··· SUPPLIED MATERIAL
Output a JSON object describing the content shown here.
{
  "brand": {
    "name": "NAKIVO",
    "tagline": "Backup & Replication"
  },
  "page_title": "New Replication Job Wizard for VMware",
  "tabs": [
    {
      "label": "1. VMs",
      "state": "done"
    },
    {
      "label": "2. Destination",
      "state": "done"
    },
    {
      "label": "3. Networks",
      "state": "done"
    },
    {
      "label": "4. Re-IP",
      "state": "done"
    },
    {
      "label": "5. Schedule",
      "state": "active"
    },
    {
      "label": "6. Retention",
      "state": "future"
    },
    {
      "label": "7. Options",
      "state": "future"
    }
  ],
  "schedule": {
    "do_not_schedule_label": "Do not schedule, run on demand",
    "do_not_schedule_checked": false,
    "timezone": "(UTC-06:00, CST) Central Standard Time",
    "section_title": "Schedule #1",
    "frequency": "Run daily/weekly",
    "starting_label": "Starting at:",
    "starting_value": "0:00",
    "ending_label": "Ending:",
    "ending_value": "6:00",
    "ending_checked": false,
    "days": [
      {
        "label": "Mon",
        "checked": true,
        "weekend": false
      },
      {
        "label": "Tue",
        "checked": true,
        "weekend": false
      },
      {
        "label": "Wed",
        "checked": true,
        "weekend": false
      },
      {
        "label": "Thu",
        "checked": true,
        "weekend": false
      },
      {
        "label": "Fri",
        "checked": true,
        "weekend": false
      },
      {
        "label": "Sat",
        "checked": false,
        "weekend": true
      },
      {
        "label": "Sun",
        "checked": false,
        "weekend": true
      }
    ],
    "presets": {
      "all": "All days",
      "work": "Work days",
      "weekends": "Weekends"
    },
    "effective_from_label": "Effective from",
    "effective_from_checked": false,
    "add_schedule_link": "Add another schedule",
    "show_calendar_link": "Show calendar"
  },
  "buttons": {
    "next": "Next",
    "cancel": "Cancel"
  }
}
······
EXERCISE OBJECTIVE: Filter the entries down to the lines with the word "Replication" in them.

SOLUTION:
    "tagline": "Backup & Replication"
  "page_title": "New Replication Job Wizard for VMware",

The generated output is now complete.